● **CONSEGNA A**
Nei record, riscrivi le righe a partire da quella che contiene "80, 234, 99]" e fino a quella che contiene "315, 646, 334]", estremi inclusi, sostituendo "state-name" con "nome-stato" e lasciando invariato tutto il resto.

E’ stato un parto difficile, ma alla fine il nuovo trattato sulla riduzione delle armi nucleari strategiche e di teatro ha visto la luce. Il presidente degli Stati uniti Barack Obama e il presidente russo Dmitri Medvedev hanno apposto a Praga la loro firma sul documento lungo 160 pagine e sui suoi allegati, ponendo le basi della nuova architettura della potenza nucleare dopo la scadenza del vecchio Start firmato dall’ultimo presidente sovietico Mikhail Gorbaciov e da George Bush padre. Una firma slittata per mesi di fronte a un punto su cui le due potenze nucleari non hanno trovato un preciso accordo e che, anche oggi, nella Sala spagnola del Castello della capitale ceca, è stato chiaramente ammesso dai due leader: il collegamento tra le armi offensive strategiche e l’armamento difensivo. In poche parole: lo scudo antimissilistico che gli Stati uniti intendono allargare anche all’Europa orientale. Le due diplomazie si sono esibite in capriole diplomatiche, che alla fine hanno portato a una soluzione di compromesso soddisfacente anche per Mosca, che però ha inteso presentare una sua dichiarazione unilaterale sull’aspetto più controverso. Il nuovo Start prevede che Usa e Russia possano avere 700 vettori – missili balistici intercontinentali (Icbm), missili balistici a lancio da sottomarino (Slbm) e bombardieri pesanti (Hb) – dispiegati e 1.550 testate. Il trattato, a validità decennale, stabilisce anche i nuovi meccanismi di verifica reciproca del suo rispetto. Dopo la firma del trattato e dei protocolli aggiuntivi, i due presidenti non hanno lesinato in aggettivi nei loro commenti in una conferenza stampa congiunta. Obama ha definito il nuovo Start “una pietra miliare per la sicurezza nucleare, per la non proliferazione e per le relazioni bilaterali” che renderà “gli Stati uniti e il mondo intero più sicuri”. Un trattato “storico”, che spera diventare una base per ulteriori tagli agli arsenali nucleari. Il riferimento è, da un lato, alle testate delle due potenze non dispiegate – si parla di circa 6mila – e agli altri paesi che hanno o si vogliono dotare dell’arma atomica. Proprio a Praga, un anno fa, il leader americano pronunciò un importante discorso sulla non proliferazione nucleare. Oggi Obama ha ribadito la volontà Usa di rafforzare il Trattato di non proliferazione nucleare (Tnp).

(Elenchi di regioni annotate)

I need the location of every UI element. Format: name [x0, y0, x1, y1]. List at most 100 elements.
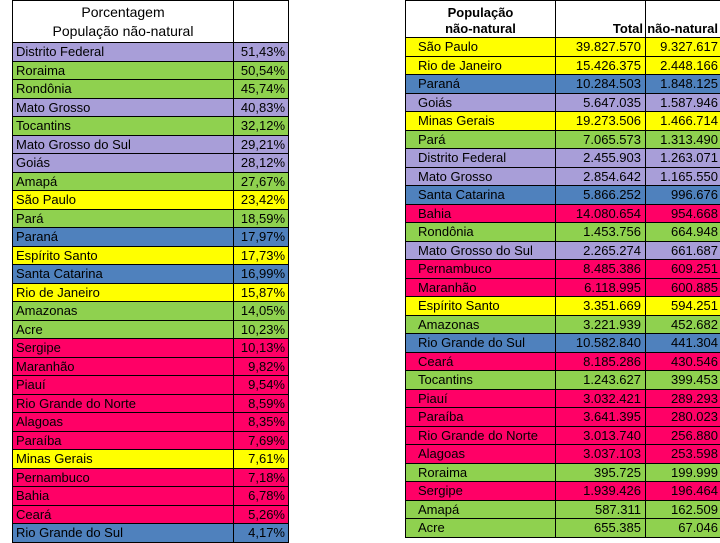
state-name: Rondônia	[13, 80, 234, 99]
percentage-value: 28,12%	[234, 154, 289, 173]
percentage-value: 8,35%	[234, 413, 289, 432]
state-name: Rio de Janeiro	[13, 283, 234, 302]
percentage-value: 14,05%	[234, 302, 289, 321]
state-name: Ceará	[406, 352, 556, 371]
percentage-value: 7,61%	[234, 450, 289, 469]
percentage-value: 9,82%	[234, 357, 289, 376]
total-population-value: 14.080.654	[556, 204, 646, 223]
state-name: Paraná	[13, 228, 234, 247]
state-name: Goiás	[13, 154, 234, 173]
state-name: Maranhão	[13, 357, 234, 376]
percentage-value: 18,59%	[234, 209, 289, 228]
percentage-value: 10,23%	[234, 320, 289, 339]
non-native-population-value: 289.293	[646, 389, 720, 408]
state-name: Sergipe	[13, 339, 234, 358]
state-name: Rio de Janeiro	[406, 56, 556, 75]
percentage-table: Porcentagem População não-natural Distri…	[12, 0, 289, 543]
percentage-value: 5,26%	[234, 505, 289, 524]
state-name: Pará	[13, 209, 234, 228]
total-population-value: 7.065.573	[556, 130, 646, 149]
non-native-population-value: 1.587.946	[646, 93, 720, 112]
non-native-population-value: 441.304	[646, 334, 720, 353]
non-native-population-value: 399.453	[646, 371, 720, 390]
percentage-value: 29,21%	[234, 135, 289, 154]
percentage-value: 8,59%	[234, 394, 289, 413]
header-title: Porcentagem	[13, 3, 233, 22]
total-column-header: Total	[556, 1, 646, 38]
non-native-population-value: 199.999	[646, 463, 720, 482]
state-name: Piauí	[13, 376, 234, 395]
total-population-value: 587.311	[556, 500, 646, 519]
state-name: Minas Gerais	[406, 112, 556, 131]
percentage-value: 51,43%	[234, 43, 289, 62]
total-population-value: 3.221.939	[556, 315, 646, 334]
total-population-value: 2.854.642	[556, 167, 646, 186]
state-name: São Paulo	[13, 191, 234, 210]
state-name: Acre	[406, 519, 556, 538]
state-name: Acre	[13, 320, 234, 339]
total-population-value: 3.641.395	[556, 408, 646, 427]
percentage-value: 10,13%	[234, 339, 289, 358]
state-column-header: População não-natural	[406, 1, 556, 38]
non-native-column-header: não-natural	[646, 1, 720, 38]
state-name: Mato Grosso do Sul	[406, 241, 556, 260]
non-native-population-value: 954.668	[646, 204, 720, 223]
total-population-value: 1.243.627	[556, 371, 646, 390]
non-native-population-value: 1.165.550	[646, 167, 720, 186]
total-population-value: 2.455.903	[556, 149, 646, 168]
total-population-value: 8.185.286	[556, 352, 646, 371]
total-population-value: 6.118.995	[556, 278, 646, 297]
population-table: População não-natural Total não-natural …	[405, 0, 720, 538]
non-native-population-value: 600.885	[646, 278, 720, 297]
non-native-population-value: 2.448.166	[646, 56, 720, 75]
non-native-population-value: 256.880	[646, 426, 720, 445]
percentage-value: 6,78%	[234, 487, 289, 506]
state-name: Espírito Santo	[13, 246, 234, 265]
state-name: Mato Grosso	[406, 167, 556, 186]
non-native-population-value: 594.251	[646, 297, 720, 316]
state-name: Rio Grande do Sul	[406, 334, 556, 353]
state-name: Ceará	[13, 505, 234, 524]
state-name: Minas Gerais	[13, 450, 234, 469]
non-native-population-value: 196.464	[646, 482, 720, 501]
total-population-value: 3.013.740	[556, 426, 646, 445]
state-name: Mato Grosso	[13, 98, 234, 117]
state-name: Alagoas	[406, 445, 556, 464]
percentage-value: 4,17%	[234, 524, 289, 543]
state-name: Roraima	[13, 61, 234, 80]
state-name: Rio Grande do Norte	[13, 394, 234, 413]
state-name: Alagoas	[13, 413, 234, 432]
state-name: Amazonas	[406, 315, 556, 334]
percentage-value: 50,54%	[234, 61, 289, 80]
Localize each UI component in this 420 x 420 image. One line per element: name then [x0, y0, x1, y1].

● **CONSEGNA B**
Secondo il testo sul nuovo trattato Start, perché la firma è slittata per mesi?

● **RISULTATO ATTESO A**
nome-stato: Rondônia	[13, 80, 234, 99]
percentage-value: 28,12%	[234, 154, 289, 173]
percentage-value: 8,35%	[234, 413, 289, 432]
nome-stato: Rio de Janeiro	[13, 283, 234, 302]
percentage-value: 14,05%	[234, 302, 289, 321]
nome-stato: Ceará	[406, 352, 556, 371]
percentage-value: 7,61%	[234, 450, 289, 469]
percentage-value: 9,82%	[234, 357, 289, 376]
total-population-value: 14.080.654	[556, 204, 646, 223]
nome-stato: Paraná	[13, 228, 234, 247]
nome-stato: Goiás	[13, 154, 234, 173]
nome-stato: Maranhão	[13, 357, 234, 376]
percentage-value: 18,59%	[234, 209, 289, 228]
percentage-value: 10,23%	[234, 320, 289, 339]
non-native-population-value: 289.293	[646, 389, 720, 408]
nome-stato: Sergipe	[13, 339, 234, 358]
nome-stato: Rio de Janeiro	[406, 56, 556, 75]
percentage-table: Porcentagem População não-natural Distri…	[12, 0, 289, 543]
percentage-value: 5,26%	[234, 505, 289, 524]
nome-stato: Pará	[13, 209, 234, 228]
total-population-value: 7.065.573	[556, 130, 646, 149]
non-native-population-value: 1.587.946	[646, 93, 720, 112]
non-native-population-value: 441.304	[646, 334, 720, 353]
non-native-population-value: 399.453	[646, 371, 720, 390]
percentage-value: 29,21%	[234, 135, 289, 154]
percentage-value: 8,59%	[234, 394, 289, 413]
header-title: Porcentagem	[13, 3, 233, 22]
total-column-header: Total	[556, 1, 646, 38]
non-native-population-value: 199.999	[646, 463, 720, 482]
nome-stato: Piauí	[13, 376, 234, 395]
total-population-value: 587.311	[556, 500, 646, 519]
nome-stato: Minas Gerais	[406, 112, 556, 131]
percentage-value: 51,43%	[234, 43, 289, 62]
total-population-value: 3.221.939	[556, 315, 646, 334]

● **RISULTATO ATTESO B**
Le due potenze nucleari non avevano trovato un accordo preciso sul collegamento tra le armi offensive strategiche e l'armamento difensivo. Si tratta dello scudo antimissilistico che gli Stati Uniti intendono allargare anche all'Europa orientale.